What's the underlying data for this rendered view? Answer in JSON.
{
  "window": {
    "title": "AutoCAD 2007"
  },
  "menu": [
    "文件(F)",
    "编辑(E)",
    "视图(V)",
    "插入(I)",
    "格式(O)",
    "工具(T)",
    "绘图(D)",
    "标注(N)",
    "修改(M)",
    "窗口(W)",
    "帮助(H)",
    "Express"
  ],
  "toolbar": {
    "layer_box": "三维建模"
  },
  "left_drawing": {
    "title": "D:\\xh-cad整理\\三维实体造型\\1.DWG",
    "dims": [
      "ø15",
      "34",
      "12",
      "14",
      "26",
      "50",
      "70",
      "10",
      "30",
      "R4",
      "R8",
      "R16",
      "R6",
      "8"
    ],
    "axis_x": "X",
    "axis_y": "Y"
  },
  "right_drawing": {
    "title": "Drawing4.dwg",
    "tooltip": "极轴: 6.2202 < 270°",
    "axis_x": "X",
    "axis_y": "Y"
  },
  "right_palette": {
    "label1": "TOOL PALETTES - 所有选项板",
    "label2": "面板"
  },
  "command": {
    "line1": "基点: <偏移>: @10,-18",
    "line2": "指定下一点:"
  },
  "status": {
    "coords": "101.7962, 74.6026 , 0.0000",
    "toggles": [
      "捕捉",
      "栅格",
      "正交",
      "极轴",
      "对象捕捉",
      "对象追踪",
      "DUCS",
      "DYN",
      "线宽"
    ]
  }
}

■ **GOAL OF THE EXERCISE**
In the listing, find every line containing the word "title" and list it.

■ **EXERCISE ANSWER**
    "title": "AutoCAD 2007"
    "title": "D:\\xh-cad整理\\三维实体造型\\1.DWG",
    "title": "Drawing4.dwg",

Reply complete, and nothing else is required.